Print out each entry below exactly, please.

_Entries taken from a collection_
────────
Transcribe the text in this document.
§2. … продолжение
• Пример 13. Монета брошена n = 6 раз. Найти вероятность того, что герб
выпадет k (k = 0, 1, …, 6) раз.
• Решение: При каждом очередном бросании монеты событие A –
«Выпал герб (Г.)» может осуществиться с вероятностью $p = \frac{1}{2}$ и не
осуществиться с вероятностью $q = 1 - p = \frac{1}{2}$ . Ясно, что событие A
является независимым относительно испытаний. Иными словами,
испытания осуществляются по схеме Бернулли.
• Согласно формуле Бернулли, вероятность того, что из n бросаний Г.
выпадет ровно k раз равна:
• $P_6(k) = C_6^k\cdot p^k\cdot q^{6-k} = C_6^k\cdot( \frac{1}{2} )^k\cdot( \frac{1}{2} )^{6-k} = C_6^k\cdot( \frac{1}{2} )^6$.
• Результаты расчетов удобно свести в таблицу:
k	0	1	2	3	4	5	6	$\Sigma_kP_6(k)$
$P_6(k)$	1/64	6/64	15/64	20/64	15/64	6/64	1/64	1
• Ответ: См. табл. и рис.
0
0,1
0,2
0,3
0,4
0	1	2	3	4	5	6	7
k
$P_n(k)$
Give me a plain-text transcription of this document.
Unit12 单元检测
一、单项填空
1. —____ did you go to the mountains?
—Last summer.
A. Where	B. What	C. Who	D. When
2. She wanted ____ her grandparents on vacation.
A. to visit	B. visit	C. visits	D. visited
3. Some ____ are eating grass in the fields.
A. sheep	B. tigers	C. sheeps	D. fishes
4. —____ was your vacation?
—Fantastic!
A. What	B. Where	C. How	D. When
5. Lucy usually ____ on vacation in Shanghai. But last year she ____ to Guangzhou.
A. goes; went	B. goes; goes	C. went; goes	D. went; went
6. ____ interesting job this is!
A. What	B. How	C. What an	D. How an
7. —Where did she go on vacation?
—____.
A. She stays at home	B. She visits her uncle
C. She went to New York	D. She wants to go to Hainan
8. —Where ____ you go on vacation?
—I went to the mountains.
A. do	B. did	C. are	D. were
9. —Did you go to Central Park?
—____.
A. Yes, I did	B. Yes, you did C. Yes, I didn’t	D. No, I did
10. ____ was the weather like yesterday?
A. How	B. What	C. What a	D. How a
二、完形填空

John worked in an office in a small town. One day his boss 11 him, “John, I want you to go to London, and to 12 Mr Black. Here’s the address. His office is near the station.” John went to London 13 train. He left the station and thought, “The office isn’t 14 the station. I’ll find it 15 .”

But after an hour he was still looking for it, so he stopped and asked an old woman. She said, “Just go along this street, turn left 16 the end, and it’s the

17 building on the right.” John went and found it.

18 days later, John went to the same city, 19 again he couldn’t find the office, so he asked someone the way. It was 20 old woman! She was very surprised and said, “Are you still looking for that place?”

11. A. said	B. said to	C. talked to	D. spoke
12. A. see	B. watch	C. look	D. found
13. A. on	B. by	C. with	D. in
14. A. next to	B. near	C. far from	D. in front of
────────
_Result_
Transcribe the text in this document.
§2. … продолжение
• Пример 13. Монета брошена n = 6 раз. Найти вероятность того, что герб
выпадет k (k = 0, 1, …, 6) раз.
• Решение: При каждом очередном бросании монеты событие A –
«Выпал герб (Г.)» может осуществиться с вероятностью $p = \frac{1}{2}$ и не
осуществиться с вероятностью $q = 1 - p = \frac{1}{2}$ . Ясно, что событие A
является независимым относительно испытаний. Иными словами,
испытания осуществляются по схеме Бернулли.
• Согласно формуле Бернулли, вероятность того, что из n бросаний Г.
выпадет ровно k раз равна:
• $P_6(k) = C_6^k\cdot p^k\cdot q^{6-k} = C_6^k\cdot( \frac{1}{2} )^k\cdot( \frac{1}{2} )^{6-k} = C_6^k\cdot( \frac{1}{2} )^6$.
• Результаты расчетов удобно свести в таблицу:
k	0	1	2	3	4	5	6	$\Sigma_kP_6(k)$
$P_6(k)$	1/64	6/64	15/64	20/64	15/64	6/64	1/64	1
• Ответ: См. табл. и рис.
0
0,1
0,2
0,3
0,4
0	1	2	3	4	5	6	7
k
$P_n(k)$
Give me a plain-text transcription of this document.
Unit12 单元检测
一、单项填空
1. —____ did you go to the mountains?
—Last summer.
A. Where	B. What	C. Who	D. When
2. She wanted ____ her grandparents on vacation.
A. to visit	B. visit	C. visits	D. visited
3. Some ____ are eating grass in the fields.
A. sheep	B. tigers	C. sheeps	D. fishes
4. —____ was your vacation?
—Fantastic!
A. What	B. Where	C. How	D. When
5. Lucy usually ____ on vacation in Shanghai. But last year she ____ to Guangzhou.
A. goes; went	B. goes; goes	C. went; goes	D. went; went
6. ____ interesting job this is!
A. What	B. How	C. What an	D. How an
7. —Where did she go on vacation?
—____.
A. She stays at home	B. She visits her uncle
C. She went to New York	D. She wants to go to Hainan
8. —Where ____ you go on vacation?
—I went to the mountains.
A. do	B. did	C. are	D. were
9. —Did you go to Central Park?
—____.
A. Yes, I did	B. Yes, you did C. Yes, I didn’t	D. No, I did
10. ____ was the weather like yesterday?
A. How	B. What	C. What a	D. How a
二、完形填空

John worked in an office in a small town. One day his boss 11 him, “John, I want you to go to London, and to 12 Mr Black. Here’s the address. His office is near the station.” John went to London 13 train. He left the station and thought, “The office isn’t 14 the station. I’ll find it 15 .”

But after an hour he was still looking for it, so he stopped and asked an old woman. She said, “Just go along this street, turn left 16 the end, and it’s the

17 building on the right.” John went and found it.

18 days later, John went to the same city, 19 again he couldn’t find the office, so he asked someone the way. It was 20 old woman! She was very surprised and said, “Are you still looking for that place?”

11. A. said	B. said to	C. talked to	D. spoke
12. A. see	B. watch	C. look	D. found
13. A. on	B. by	C. with	D. in
14. A. next to	B. near	C. far from	D. in front of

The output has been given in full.